▸ **WRITTEN EXERCISE**: Spot each line that carries the word "document"; copy those lines.

▸ **RECORDS TO PROCESS**:

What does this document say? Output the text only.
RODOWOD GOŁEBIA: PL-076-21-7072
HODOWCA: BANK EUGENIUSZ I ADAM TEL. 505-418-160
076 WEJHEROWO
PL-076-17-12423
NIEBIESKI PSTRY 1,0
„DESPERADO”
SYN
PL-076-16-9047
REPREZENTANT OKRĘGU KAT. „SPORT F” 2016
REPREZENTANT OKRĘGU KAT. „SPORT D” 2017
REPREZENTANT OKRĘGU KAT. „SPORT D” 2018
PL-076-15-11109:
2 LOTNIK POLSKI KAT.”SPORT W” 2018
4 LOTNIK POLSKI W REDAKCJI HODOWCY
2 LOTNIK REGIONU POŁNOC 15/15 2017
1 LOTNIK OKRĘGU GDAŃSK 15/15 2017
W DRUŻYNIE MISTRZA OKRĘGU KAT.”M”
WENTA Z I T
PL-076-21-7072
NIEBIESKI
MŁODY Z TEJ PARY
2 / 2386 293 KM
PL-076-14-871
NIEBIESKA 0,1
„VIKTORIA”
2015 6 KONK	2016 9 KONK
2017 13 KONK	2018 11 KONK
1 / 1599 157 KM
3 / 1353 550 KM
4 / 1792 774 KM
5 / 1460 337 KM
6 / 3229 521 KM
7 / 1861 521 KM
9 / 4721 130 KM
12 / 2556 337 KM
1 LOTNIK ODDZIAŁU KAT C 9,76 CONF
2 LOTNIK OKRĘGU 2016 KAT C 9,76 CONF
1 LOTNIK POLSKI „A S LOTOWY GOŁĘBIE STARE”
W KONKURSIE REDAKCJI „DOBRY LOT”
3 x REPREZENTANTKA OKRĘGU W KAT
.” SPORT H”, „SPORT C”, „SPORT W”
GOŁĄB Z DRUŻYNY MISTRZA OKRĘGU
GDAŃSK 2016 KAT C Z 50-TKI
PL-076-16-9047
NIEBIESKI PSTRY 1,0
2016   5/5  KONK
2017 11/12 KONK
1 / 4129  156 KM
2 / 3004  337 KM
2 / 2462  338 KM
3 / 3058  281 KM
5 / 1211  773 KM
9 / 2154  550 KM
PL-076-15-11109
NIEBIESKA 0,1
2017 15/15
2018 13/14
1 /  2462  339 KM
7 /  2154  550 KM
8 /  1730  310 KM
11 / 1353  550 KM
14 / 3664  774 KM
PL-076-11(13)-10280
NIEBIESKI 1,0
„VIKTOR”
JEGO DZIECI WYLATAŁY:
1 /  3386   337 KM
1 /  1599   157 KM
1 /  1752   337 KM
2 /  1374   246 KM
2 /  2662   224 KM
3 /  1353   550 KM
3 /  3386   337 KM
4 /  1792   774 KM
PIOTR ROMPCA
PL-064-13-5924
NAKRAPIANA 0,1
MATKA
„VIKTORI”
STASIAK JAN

---

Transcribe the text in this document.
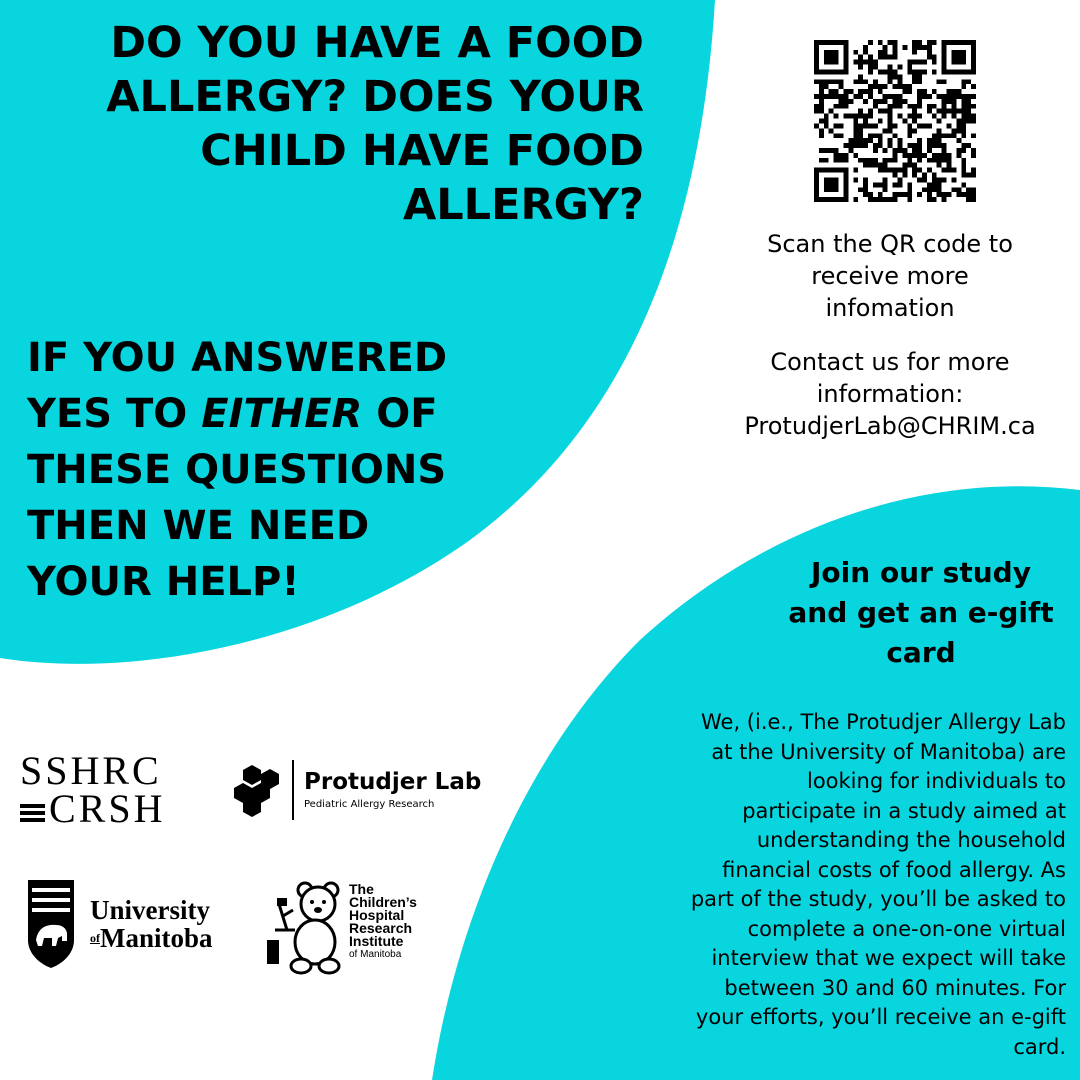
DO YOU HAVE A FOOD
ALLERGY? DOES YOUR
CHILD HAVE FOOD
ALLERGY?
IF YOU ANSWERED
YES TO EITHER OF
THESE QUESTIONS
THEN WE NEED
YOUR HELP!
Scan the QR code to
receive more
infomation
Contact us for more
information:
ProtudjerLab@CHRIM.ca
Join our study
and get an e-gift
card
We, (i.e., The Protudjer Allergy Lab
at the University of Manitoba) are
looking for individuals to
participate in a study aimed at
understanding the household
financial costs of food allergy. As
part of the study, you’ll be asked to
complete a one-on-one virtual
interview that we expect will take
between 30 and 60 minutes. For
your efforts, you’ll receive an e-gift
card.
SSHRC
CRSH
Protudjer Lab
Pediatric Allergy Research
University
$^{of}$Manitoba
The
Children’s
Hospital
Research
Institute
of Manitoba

▸ **ANSWER FOR THIS EXERCISE**:
What does this document say? Output the text only.
Transcribe the text in this document.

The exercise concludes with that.